[Document page data]
· · · ·

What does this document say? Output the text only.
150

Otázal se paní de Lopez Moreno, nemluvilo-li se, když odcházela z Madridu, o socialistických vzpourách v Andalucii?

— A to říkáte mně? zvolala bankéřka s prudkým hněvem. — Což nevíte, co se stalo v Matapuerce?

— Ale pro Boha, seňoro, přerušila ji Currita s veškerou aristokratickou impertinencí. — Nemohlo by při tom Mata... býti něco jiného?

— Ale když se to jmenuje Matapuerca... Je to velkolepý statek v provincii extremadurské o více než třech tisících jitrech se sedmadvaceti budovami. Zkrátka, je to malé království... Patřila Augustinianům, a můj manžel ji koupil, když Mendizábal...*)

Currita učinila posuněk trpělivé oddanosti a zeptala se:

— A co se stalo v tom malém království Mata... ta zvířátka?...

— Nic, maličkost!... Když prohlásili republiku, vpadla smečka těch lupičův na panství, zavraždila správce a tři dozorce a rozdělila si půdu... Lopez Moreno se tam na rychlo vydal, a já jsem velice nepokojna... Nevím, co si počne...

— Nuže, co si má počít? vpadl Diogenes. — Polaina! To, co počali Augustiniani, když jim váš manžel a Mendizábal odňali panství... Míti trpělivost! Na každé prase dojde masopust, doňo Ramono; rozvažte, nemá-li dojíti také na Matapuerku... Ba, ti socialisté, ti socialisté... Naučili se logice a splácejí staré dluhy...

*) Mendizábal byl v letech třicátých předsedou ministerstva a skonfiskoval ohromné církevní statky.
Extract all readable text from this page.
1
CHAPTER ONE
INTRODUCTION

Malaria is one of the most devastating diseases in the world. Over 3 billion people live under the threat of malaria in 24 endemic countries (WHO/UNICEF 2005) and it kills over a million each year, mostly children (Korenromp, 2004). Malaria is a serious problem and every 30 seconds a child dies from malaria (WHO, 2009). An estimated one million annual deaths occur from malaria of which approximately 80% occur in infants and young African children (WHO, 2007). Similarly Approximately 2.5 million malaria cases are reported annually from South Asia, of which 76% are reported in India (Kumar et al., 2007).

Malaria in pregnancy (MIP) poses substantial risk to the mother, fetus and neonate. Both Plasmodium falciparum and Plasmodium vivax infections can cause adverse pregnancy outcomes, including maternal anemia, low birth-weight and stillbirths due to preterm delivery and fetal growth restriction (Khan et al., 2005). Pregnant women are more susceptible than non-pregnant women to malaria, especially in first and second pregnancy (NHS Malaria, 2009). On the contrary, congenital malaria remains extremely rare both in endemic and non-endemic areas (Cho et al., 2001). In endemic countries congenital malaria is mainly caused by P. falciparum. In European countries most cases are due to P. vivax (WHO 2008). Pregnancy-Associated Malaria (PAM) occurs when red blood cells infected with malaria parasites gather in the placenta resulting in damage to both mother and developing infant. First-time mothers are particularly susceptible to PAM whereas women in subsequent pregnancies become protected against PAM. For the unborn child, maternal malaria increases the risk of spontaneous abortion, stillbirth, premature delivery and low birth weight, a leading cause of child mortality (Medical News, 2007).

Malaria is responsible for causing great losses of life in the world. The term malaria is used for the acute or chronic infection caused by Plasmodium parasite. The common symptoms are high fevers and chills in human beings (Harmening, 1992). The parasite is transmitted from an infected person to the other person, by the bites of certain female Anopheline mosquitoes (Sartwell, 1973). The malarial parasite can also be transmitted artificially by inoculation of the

· · · ·

Repeat the data in full, matching each line exactly.

What does this document say? Output the text only.
150

Otázal se paní de Lopez Moreno, nemluvilo-li se, když odcházela z Madridu, o socialistických vzpourách v Andalucii?

— A to říkáte mně? zvolala bankéřka s prudkým hněvem. — Což nevíte, co se stalo v Matapuerce?

— Ale pro Boha, seňoro, přerušila ji Currita s veškerou aristokratickou impertinencí. — Nemohlo by při tom Mata... býti něco jiného?

— Ale když se to jmenuje Matapuerca... Je to velkolepý statek v provincii extremadurské o více než třech tisících jitrech se sedmadvaceti budovami. Zkrátka, je to malé království... Patřila Augustinianům, a můj manžel ji koupil, když Mendizábal...*)

Currita učinila posuněk trpělivé oddanosti a zeptala se:

— A co se stalo v tom malém království Mata... ta zvířátka?...

— Nic, maličkost!... Když prohlásili republiku, vpadla smečka těch lupičův na panství, zavraždila správce a tři dozorce a rozdělila si půdu... Lopez Moreno se tam na rychlo vydal, a já jsem velice nepokojna... Nevím, co si počne...

— Nuže, co si má počít? vpadl Diogenes. — Polaina! To, co počali Augustiniani, když jim váš manžel a Mendizábal odňali panství... Míti trpělivost! Na každé prase dojde masopust, doňo Ramono; rozvažte, nemá-li dojíti také na Matapuerku... Ba, ti socialisté, ti socialisté... Naučili se logice a splácejí staré dluhy...

*) Mendizábal byl v letech třicátých předsedou ministerstva a skonfiskoval ohromné církevní statky.
Extract all readable text from this page.
1
CHAPTER ONE
INTRODUCTION

Malaria is one of the most devastating diseases in the world. Over 3 billion people live under the threat of malaria in 24 endemic countries (WHO/UNICEF 2005) and it kills over a million each year, mostly children (Korenromp, 2004). Malaria is a serious problem and every 30 seconds a child dies from malaria (WHO, 2009). An estimated one million annual deaths occur from malaria of which approximately 80% occur in infants and young African children (WHO, 2007). Similarly Approximately 2.5 million malaria cases are reported annually from South Asia, of which 76% are reported in India (Kumar et al., 2007).

Malaria in pregnancy (MIP) poses substantial risk to the mother, fetus and neonate. Both Plasmodium falciparum and Plasmodium vivax infections can cause adverse pregnancy outcomes, including maternal anemia, low birth-weight and stillbirths due to preterm delivery and fetal growth restriction (Khan et al., 2005). Pregnant women are more susceptible than non-pregnant women to malaria, especially in first and second pregnancy (NHS Malaria, 2009). On the contrary, congenital malaria remains extremely rare both in endemic and non-endemic areas (Cho et al., 2001). In endemic countries congenital malaria is mainly caused by P. falciparum. In European countries most cases are due to P. vivax (WHO 2008). Pregnancy-Associated Malaria (PAM) occurs when red blood cells infected with malaria parasites gather in the placenta resulting in damage to both mother and developing infant. First-time mothers are particularly susceptible to PAM whereas women in subsequent pregnancies become protected against PAM. For the unborn child, maternal malaria increases the risk of spontaneous abortion, stillbirth, premature delivery and low birth weight, a leading cause of child mortality (Medical News, 2007).

Malaria is responsible for causing great losses of life in the world. The term malaria is used for the acute or chronic infection caused by Plasmodium parasite. The common symptoms are high fevers and chills in human beings (Harmening, 1992). The parasite is transmitted from an infected person to the other person, by the bites of certain female Anopheline mosquitoes (Sartwell, 1973). The malarial parasite can also be transmitted artificially by inoculation of the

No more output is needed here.